[Collected data]

>> BEGIN

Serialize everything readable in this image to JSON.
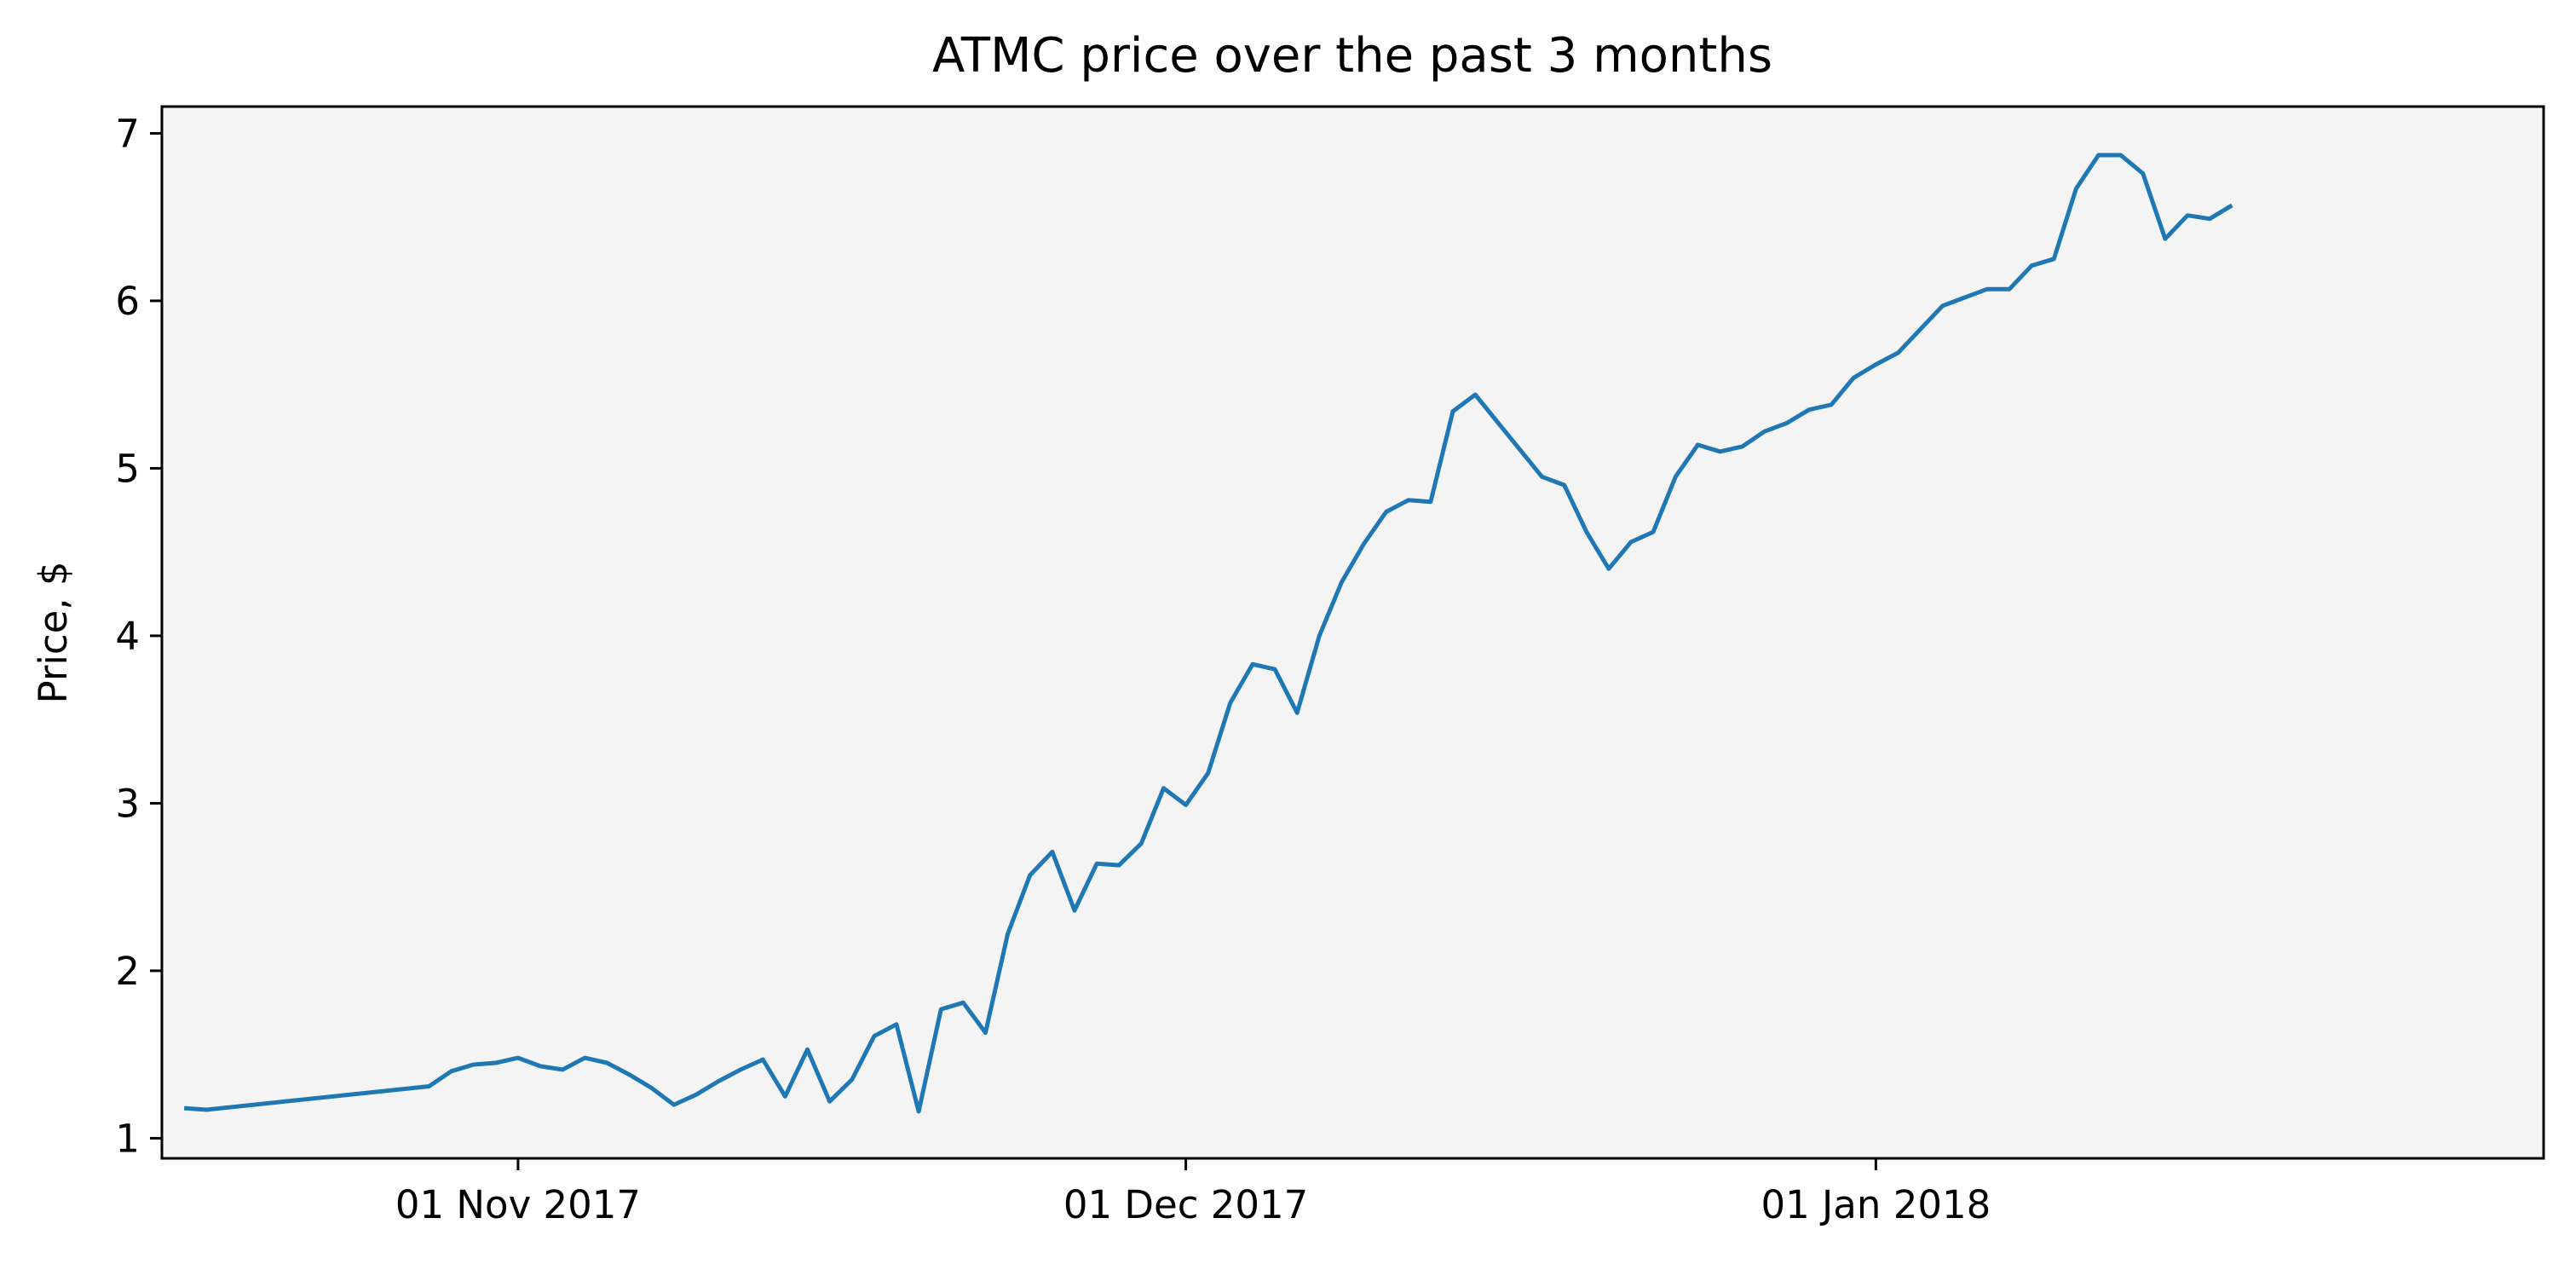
{
  "chart_data": {
    "type": "line",
    "title": "ATMC price over the past 3 months",
    "xlabel": "",
    "ylabel": "Price, $",
    "grid": false,
    "legend": "none",
    "plot_background": "#f4f4f4",
    "series_color": "#1f77b4",
    "ylim": [
      0.88,
      7.16
    ],
    "xlim": [
      "2017-10-16",
      "2018-01-31"
    ],
    "yticks": [
      1,
      2,
      3,
      4,
      5,
      6,
      7
    ],
    "xticks": [
      {
        "date": "2017-11-01",
        "label": "01 Nov 2017"
      },
      {
        "date": "2017-12-01",
        "label": "01 Dec 2017"
      },
      {
        "date": "2018-01-01",
        "label": "01 Jan 2018"
      }
    ],
    "series": [
      {
        "points": [
          [
            "2017-10-17",
            1.18
          ],
          [
            "2017-10-18",
            1.17
          ],
          [
            "2017-10-28",
            1.31
          ],
          [
            "2017-10-29",
            1.4
          ],
          [
            "2017-10-30",
            1.44
          ],
          [
            "2017-10-31",
            1.45
          ],
          [
            "2017-11-01",
            1.48
          ],
          [
            "2017-11-02",
            1.43
          ],
          [
            "2017-11-03",
            1.41
          ],
          [
            "2017-11-04",
            1.48
          ],
          [
            "2017-11-05",
            1.45
          ],
          [
            "2017-11-06",
            1.38
          ],
          [
            "2017-11-07",
            1.3
          ],
          [
            "2017-11-08",
            1.2
          ],
          [
            "2017-11-09",
            1.26
          ],
          [
            "2017-11-10",
            1.34
          ],
          [
            "2017-11-11",
            1.41
          ],
          [
            "2017-11-12",
            1.47
          ],
          [
            "2017-11-13",
            1.25
          ],
          [
            "2017-11-14",
            1.53
          ],
          [
            "2017-11-15",
            1.22
          ],
          [
            "2017-11-16",
            1.35
          ],
          [
            "2017-11-17",
            1.61
          ],
          [
            "2017-11-18",
            1.68
          ],
          [
            "2017-11-19",
            1.16
          ],
          [
            "2017-11-20",
            1.77
          ],
          [
            "2017-11-21",
            1.81
          ],
          [
            "2017-11-22",
            1.63
          ],
          [
            "2017-11-23",
            2.22
          ],
          [
            "2017-11-24",
            2.57
          ],
          [
            "2017-11-25",
            2.71
          ],
          [
            "2017-11-26",
            2.36
          ],
          [
            "2017-11-27",
            2.64
          ],
          [
            "2017-11-28",
            2.63
          ],
          [
            "2017-11-29",
            2.76
          ],
          [
            "2017-11-30",
            3.09
          ],
          [
            "2017-12-01",
            2.99
          ],
          [
            "2017-12-02",
            3.18
          ],
          [
            "2017-12-03",
            3.6
          ],
          [
            "2017-12-04",
            3.83
          ],
          [
            "2017-12-05",
            3.8
          ],
          [
            "2017-12-06",
            3.54
          ],
          [
            "2017-12-07",
            4.0
          ],
          [
            "2017-12-08",
            4.32
          ],
          [
            "2017-12-09",
            4.55
          ],
          [
            "2017-12-10",
            4.74
          ],
          [
            "2017-12-11",
            4.81
          ],
          [
            "2017-12-12",
            4.8
          ],
          [
            "2017-12-13",
            5.34
          ],
          [
            "2017-12-14",
            5.44
          ],
          [
            "2017-12-17",
            4.95
          ],
          [
            "2017-12-18",
            4.9
          ],
          [
            "2017-12-19",
            4.62
          ],
          [
            "2017-12-20",
            4.4
          ],
          [
            "2017-12-21",
            4.56
          ],
          [
            "2017-12-22",
            4.62
          ],
          [
            "2017-12-23",
            4.95
          ],
          [
            "2017-12-24",
            5.14
          ],
          [
            "2017-12-25",
            5.1
          ],
          [
            "2017-12-26",
            5.13
          ],
          [
            "2017-12-27",
            5.22
          ],
          [
            "2017-12-28",
            5.27
          ],
          [
            "2017-12-29",
            5.35
          ],
          [
            "2017-12-30",
            5.38
          ],
          [
            "2017-12-31",
            5.54
          ],
          [
            "2018-01-01",
            5.62
          ],
          [
            "2018-01-02",
            5.69
          ],
          [
            "2018-01-03",
            5.83
          ],
          [
            "2018-01-04",
            5.97
          ],
          [
            "2018-01-06",
            6.07
          ],
          [
            "2018-01-07",
            6.07
          ],
          [
            "2018-01-08",
            6.21
          ],
          [
            "2018-01-09",
            6.25
          ],
          [
            "2018-01-10",
            6.67
          ],
          [
            "2018-01-11",
            6.87
          ],
          [
            "2018-01-12",
            6.87
          ],
          [
            "2018-01-13",
            6.76
          ],
          [
            "2018-01-14",
            6.37
          ],
          [
            "2018-01-15",
            6.51
          ],
          [
            "2018-01-16",
            6.49
          ],
          [
            "2018-01-17",
            6.57
          ]
        ]
      }
    ]
  }
}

>> END

§ **EXERCISE REQUIREMENTS**: Show every line in the entries where the string "date" occurs.

§ **REPLY TO THE TASK**:
        "date": "2017-11-01",
        "date": "2017-12-01",
        "date": "2018-01-01",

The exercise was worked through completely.